Short problem:
Transcribe the records below exactly as they appear, omitting any pictures.

Material for the task:
* BEGIN *
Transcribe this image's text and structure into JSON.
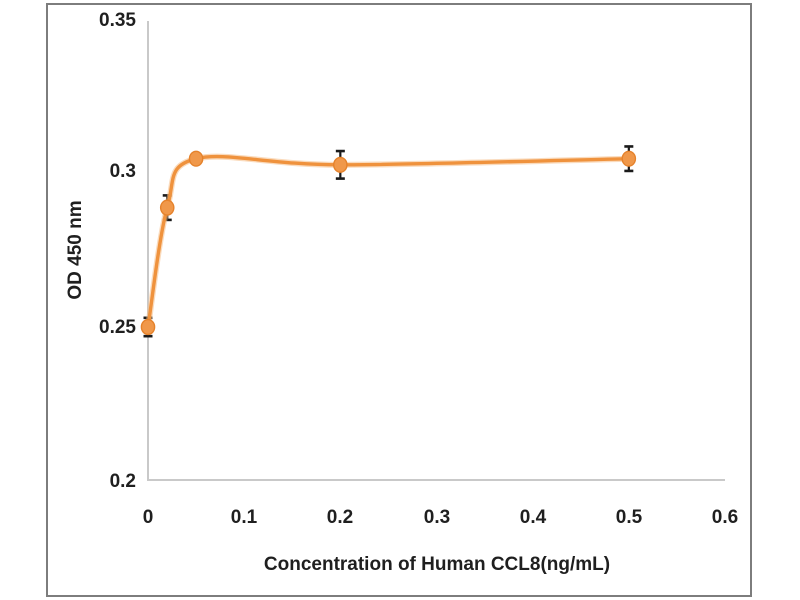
{
  "chart_data": {
    "type": "line",
    "title": "",
    "xlabel": "Concentration of Human CCL8(ng/mL)",
    "ylabel": "OD 450 nm",
    "x": [
      0,
      0.02,
      0.05,
      0.2,
      0.5
    ],
    "y": [
      0.25,
      0.289,
      0.305,
      0.303,
      0.305
    ],
    "y_err": [
      0.003,
      0.004,
      0.0015,
      0.0045,
      0.004
    ],
    "xlim": [
      0,
      0.6
    ],
    "ylim": [
      0.2,
      0.35
    ],
    "x_ticks": [
      "0",
      "0.1",
      "0.2",
      "0.3",
      "0.4",
      "0.5",
      "0.6"
    ],
    "y_ticks": [
      "0.2",
      "0.25",
      "0.3",
      "0.35"
    ],
    "grid": "off",
    "legend": "none",
    "smooth": true,
    "colors": {
      "line": "#EF923D",
      "line_halo": "#F6BD87",
      "marker_fill": "#F0984A",
      "marker_stroke": "#E5822B",
      "error_bar": "#1a1a1a",
      "axis_line": "#c9c9c9",
      "text": "#1f1f1f",
      "frame_border": "#7d7d7d"
    }
  }
}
* END *
Solution:
Transcribe this image's text and structure into JSON.
{
  "chart_data": {
    "type": "line",
    "title": "",
    "xlabel": "Concentration of Human CCL8(ng/mL)",
    "ylabel": "OD 450 nm",
    "x": [
      0,
      0.02,
      0.05,
      0.2,
      0.5
    ],
    "y": [
      0.25,
      0.289,
      0.305,
      0.303,
      0.305
    ],
    "y_err": [
      0.003,
      0.004,
      0.0015,
      0.0045,
      0.004
    ],
    "xlim": [
      0,
      0.6
    ],
    "ylim": [
      0.2,
      0.35
    ],
    "x_ticks": [
      "0",
      "0.1",
      "0.2",
      "0.3",
      "0.4",
      "0.5",
      "0.6"
    ],
    "y_ticks": [
      "0.2",
      "0.25",
      "0.3",
      "0.35"
    ],
    "grid": "off",
    "legend": "none",
    "smooth": true,
    "colors": {
      "line": "#EF923D",
      "line_halo": "#F6BD87",
      "marker_fill": "#F0984A",
      "marker_stroke": "#E5822B",
      "error_bar": "#1a1a1a",
      "axis_line": "#c9c9c9",
      "text": "#1f1f1f",
      "frame_border": "#7d7d7d"
    }
  }
}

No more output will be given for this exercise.